> TASK BRIEF
Only the lines from the one containing "Give me a plain-text" through the end of the entries should be repeated, exactly as they appear, first and last included.

> MATERIAL TO PROCESS
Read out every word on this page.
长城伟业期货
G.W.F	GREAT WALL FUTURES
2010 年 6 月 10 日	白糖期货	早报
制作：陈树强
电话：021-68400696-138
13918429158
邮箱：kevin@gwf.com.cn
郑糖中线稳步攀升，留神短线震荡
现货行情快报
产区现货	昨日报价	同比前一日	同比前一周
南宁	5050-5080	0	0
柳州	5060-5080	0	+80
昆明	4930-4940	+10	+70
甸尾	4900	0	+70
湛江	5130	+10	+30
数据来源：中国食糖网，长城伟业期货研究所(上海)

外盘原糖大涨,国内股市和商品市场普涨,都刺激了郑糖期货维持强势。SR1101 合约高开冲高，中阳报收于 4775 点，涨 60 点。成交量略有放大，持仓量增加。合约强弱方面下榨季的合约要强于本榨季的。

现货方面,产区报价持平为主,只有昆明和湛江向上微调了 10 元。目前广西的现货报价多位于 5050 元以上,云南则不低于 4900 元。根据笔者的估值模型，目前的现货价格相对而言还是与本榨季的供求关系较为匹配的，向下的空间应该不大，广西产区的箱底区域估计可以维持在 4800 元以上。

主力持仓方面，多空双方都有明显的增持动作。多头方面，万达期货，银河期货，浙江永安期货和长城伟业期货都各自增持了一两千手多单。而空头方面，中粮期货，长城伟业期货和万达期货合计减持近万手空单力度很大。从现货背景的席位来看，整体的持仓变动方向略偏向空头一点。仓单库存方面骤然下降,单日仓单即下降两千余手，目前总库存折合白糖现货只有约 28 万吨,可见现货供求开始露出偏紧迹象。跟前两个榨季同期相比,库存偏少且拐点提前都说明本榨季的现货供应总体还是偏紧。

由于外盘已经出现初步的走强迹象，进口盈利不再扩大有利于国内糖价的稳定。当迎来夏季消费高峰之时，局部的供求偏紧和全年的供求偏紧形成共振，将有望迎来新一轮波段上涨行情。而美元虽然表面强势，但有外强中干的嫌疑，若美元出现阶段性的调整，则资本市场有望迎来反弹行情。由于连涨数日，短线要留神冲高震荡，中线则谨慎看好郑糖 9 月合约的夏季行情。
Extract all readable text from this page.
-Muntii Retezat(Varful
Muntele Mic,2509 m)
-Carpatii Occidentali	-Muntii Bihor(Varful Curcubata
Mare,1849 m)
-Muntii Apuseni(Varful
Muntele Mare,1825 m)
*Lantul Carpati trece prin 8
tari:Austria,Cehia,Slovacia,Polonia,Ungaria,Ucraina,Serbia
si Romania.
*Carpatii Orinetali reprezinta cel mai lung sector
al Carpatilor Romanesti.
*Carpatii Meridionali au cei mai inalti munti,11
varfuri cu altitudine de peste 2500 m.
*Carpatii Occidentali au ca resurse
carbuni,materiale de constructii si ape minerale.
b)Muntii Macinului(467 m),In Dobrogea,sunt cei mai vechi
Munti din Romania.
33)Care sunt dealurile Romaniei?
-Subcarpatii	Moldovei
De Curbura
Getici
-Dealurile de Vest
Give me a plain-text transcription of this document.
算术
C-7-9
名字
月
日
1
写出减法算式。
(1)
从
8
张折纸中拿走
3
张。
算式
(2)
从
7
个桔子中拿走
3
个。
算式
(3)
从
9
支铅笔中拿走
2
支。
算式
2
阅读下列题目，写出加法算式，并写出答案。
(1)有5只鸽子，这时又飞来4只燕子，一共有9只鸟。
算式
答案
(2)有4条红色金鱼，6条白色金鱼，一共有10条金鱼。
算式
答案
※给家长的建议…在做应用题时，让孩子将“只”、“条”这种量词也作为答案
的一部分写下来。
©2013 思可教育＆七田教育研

> WRITTEN ANSWER
Give me a plain-text transcription of this document.
算术
C-7-9
名字
月
日
1
写出减法算式。
(1)
从
8
张折纸中拿走
3
张。
算式
(2)
从
7
个桔子中拿走
3
个。
算式
(3)
从
9
支铅笔中拿走
2
支。
算式
2
阅读下列题目，写出加法算式，并写出答案。
(1)有5只鸽子，这时又飞来4只燕子，一共有9只鸟。
算式
答案
(2)有4条红色金鱼，6条白色金鱼，一共有10条金鱼。
算式
答案
※给家长的建议…在做应用题时，让孩子将“只”、“条”这种量词也作为答案
的一部分写下来。
©2013 思可教育＆七田教育研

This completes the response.